Entries of transcribed document text

....................

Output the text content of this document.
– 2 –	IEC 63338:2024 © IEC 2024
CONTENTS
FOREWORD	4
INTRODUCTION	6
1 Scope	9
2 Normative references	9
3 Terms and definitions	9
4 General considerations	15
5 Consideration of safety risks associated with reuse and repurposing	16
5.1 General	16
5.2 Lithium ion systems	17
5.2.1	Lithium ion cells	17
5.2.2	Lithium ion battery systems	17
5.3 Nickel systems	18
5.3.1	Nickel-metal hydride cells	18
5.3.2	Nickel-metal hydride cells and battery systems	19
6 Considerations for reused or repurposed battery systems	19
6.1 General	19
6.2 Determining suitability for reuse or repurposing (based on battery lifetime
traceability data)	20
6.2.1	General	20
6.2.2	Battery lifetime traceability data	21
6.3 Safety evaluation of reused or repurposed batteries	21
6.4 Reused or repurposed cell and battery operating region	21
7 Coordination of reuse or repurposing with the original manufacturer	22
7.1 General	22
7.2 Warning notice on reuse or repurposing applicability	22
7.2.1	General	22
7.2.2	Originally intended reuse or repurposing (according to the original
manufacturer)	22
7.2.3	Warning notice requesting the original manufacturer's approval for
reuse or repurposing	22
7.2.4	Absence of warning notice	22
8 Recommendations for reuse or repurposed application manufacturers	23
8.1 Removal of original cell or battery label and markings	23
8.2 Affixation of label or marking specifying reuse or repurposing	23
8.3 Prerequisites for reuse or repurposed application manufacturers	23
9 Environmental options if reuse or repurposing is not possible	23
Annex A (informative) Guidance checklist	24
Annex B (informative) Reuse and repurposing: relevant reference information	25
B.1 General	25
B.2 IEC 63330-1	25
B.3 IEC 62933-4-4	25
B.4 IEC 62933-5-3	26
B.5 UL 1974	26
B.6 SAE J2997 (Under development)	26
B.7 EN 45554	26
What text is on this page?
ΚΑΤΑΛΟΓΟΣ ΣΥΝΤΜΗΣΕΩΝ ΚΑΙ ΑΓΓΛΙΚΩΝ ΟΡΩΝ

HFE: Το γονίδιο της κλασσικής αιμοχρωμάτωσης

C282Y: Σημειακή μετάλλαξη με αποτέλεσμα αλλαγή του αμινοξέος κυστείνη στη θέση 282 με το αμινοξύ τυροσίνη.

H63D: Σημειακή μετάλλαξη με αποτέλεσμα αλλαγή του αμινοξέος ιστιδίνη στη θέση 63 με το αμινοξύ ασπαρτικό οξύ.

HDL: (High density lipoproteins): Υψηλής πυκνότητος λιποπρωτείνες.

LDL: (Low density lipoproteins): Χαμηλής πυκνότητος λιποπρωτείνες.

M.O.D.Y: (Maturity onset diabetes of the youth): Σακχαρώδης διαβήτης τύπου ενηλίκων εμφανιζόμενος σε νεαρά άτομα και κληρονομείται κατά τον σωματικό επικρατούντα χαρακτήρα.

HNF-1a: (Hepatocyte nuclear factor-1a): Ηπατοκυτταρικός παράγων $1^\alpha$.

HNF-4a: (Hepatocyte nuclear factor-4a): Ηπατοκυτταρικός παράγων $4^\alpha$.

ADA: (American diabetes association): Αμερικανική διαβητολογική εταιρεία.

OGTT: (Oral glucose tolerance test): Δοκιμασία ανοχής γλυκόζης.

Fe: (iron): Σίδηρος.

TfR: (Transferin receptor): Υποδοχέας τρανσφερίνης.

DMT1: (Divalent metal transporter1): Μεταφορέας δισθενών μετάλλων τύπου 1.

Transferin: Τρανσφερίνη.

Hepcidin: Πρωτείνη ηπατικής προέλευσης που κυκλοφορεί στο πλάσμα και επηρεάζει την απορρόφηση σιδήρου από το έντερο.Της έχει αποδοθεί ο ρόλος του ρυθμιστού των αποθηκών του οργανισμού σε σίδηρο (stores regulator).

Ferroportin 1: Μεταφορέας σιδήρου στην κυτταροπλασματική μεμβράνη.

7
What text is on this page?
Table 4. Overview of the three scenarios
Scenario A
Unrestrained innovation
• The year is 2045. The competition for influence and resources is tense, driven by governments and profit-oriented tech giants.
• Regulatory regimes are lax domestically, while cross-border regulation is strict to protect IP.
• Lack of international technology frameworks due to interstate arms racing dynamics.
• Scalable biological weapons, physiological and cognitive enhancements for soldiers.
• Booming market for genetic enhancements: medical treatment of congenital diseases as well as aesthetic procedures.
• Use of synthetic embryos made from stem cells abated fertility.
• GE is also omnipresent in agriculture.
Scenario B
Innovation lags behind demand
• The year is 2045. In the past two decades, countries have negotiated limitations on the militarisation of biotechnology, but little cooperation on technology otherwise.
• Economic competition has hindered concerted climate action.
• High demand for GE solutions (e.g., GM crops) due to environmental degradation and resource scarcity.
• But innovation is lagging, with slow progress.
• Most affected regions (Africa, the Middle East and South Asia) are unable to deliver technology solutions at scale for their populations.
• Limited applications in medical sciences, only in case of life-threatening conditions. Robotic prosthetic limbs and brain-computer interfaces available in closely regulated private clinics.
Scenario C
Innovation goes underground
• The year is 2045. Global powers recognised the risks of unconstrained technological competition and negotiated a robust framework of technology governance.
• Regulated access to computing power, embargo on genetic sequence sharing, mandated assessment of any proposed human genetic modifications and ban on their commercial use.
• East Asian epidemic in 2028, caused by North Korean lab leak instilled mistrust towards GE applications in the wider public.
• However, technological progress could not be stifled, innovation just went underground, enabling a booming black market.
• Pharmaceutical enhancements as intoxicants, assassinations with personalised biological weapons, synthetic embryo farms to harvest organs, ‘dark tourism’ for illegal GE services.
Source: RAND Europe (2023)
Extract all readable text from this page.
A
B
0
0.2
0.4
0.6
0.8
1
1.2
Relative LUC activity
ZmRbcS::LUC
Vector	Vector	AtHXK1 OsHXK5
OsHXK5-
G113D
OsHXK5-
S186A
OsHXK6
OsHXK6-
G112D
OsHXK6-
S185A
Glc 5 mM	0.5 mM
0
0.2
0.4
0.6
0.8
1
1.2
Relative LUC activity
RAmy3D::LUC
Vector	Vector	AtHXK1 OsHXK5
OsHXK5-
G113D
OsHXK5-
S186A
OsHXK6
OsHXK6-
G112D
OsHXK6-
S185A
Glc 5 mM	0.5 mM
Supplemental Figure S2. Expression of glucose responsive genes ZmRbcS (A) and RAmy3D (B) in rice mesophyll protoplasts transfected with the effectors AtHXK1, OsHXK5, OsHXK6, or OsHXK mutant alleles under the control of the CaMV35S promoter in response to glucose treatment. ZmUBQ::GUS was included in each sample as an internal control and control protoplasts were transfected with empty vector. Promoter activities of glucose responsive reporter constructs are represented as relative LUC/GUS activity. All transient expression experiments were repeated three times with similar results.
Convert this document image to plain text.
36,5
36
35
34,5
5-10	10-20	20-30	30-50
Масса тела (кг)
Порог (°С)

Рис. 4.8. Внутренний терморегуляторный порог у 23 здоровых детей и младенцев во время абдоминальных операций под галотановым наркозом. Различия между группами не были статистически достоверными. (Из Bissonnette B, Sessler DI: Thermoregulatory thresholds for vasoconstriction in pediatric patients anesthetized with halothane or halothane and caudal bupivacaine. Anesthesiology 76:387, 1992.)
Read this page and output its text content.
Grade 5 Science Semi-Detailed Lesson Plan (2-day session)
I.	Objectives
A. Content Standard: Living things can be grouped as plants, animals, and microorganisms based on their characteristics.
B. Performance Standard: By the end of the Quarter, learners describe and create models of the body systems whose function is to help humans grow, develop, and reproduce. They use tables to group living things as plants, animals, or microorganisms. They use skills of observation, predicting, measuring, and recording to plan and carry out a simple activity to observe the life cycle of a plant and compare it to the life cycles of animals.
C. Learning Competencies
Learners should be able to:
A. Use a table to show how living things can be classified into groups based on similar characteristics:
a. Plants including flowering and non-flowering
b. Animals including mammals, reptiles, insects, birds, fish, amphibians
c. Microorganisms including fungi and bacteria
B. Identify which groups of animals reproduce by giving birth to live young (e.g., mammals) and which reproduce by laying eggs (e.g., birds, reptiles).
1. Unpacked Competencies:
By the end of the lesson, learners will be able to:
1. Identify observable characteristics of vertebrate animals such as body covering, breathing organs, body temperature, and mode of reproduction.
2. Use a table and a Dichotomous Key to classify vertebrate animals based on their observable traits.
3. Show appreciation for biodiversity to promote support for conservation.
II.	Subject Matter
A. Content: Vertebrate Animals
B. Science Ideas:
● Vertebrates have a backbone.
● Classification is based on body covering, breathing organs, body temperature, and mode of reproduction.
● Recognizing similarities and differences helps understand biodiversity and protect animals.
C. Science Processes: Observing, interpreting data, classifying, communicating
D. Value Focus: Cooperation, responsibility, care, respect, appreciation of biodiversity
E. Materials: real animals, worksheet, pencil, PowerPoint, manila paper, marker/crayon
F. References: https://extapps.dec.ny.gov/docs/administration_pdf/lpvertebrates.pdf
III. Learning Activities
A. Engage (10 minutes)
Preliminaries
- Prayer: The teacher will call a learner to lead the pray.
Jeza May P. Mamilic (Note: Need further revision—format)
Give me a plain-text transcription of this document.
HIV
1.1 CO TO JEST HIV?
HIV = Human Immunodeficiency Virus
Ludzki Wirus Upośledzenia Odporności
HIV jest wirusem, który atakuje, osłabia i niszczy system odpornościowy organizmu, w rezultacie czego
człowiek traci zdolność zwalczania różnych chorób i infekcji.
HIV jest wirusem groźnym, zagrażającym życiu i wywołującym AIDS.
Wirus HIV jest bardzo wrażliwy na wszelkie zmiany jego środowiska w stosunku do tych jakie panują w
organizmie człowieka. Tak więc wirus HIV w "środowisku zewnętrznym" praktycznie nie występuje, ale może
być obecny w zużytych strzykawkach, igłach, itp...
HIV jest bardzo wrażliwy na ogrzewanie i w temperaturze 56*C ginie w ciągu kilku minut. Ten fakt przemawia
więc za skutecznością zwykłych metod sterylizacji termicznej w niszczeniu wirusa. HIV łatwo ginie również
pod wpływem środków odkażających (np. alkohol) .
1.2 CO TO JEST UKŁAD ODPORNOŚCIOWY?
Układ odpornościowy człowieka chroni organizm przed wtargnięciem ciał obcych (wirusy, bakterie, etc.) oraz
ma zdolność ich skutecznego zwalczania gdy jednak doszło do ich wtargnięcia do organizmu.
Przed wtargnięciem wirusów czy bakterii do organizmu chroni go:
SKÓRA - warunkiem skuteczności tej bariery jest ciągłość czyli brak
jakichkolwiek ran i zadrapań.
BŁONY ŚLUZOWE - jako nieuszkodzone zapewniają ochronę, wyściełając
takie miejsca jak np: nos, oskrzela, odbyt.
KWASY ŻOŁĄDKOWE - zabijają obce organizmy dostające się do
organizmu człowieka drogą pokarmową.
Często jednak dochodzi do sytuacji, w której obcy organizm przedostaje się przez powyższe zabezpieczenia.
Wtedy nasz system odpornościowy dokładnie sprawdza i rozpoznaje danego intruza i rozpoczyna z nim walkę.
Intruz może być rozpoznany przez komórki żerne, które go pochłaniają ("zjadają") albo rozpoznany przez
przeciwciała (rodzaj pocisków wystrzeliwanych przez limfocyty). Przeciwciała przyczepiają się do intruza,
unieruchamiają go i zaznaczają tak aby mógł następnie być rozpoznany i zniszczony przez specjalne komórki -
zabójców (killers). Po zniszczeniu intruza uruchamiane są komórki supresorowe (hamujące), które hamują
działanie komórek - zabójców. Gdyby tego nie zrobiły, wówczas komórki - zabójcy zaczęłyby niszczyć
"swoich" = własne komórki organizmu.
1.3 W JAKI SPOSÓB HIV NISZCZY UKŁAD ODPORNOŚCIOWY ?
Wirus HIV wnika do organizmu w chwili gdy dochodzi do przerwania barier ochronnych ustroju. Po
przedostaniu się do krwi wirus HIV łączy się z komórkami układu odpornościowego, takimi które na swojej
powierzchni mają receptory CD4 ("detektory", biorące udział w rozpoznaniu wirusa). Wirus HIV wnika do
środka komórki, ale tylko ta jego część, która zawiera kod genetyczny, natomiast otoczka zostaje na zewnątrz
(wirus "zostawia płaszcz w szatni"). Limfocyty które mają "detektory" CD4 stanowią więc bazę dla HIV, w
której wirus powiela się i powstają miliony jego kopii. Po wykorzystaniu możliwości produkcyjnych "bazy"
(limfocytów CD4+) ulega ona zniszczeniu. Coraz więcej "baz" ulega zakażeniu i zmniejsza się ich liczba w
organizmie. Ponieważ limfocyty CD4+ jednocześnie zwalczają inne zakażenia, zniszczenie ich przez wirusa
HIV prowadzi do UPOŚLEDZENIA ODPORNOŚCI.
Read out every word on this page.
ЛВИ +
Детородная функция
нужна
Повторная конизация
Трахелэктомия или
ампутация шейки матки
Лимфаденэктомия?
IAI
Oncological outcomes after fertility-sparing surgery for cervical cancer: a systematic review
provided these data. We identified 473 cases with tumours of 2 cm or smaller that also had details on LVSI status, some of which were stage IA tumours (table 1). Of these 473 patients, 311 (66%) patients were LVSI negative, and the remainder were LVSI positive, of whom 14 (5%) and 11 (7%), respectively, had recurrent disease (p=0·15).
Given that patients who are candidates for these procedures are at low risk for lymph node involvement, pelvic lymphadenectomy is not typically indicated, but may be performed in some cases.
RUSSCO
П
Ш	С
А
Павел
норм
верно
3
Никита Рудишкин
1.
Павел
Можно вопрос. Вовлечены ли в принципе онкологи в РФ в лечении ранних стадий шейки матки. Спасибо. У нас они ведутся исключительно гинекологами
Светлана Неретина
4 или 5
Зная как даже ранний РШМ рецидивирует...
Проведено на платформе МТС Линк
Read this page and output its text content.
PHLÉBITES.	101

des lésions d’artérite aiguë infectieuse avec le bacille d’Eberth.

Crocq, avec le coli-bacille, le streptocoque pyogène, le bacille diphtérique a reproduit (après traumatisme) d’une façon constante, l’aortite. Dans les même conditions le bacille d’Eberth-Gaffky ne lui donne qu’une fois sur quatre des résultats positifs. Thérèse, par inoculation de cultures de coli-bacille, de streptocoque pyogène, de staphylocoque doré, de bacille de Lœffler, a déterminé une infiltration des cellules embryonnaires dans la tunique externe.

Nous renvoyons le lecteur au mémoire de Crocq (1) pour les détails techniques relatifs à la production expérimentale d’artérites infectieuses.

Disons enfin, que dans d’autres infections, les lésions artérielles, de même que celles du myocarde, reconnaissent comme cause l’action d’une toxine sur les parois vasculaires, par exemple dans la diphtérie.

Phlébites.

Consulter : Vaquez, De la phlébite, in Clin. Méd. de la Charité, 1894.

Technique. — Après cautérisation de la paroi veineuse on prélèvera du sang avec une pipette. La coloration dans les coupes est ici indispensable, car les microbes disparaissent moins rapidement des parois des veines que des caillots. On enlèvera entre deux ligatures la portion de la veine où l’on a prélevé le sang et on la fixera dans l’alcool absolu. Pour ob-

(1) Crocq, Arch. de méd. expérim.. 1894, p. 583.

....................

__Directions for this task__: What this exercise asks for is every line of the data above with the word "шейки".

__Expected answer__:
ампутация шейки матки
Можно вопрос. Вовлечены ли в принципе онкологи в РФ в лечении ранних стадий шейки матки. Спасибо. У нас они ведутся исключительно гинекологами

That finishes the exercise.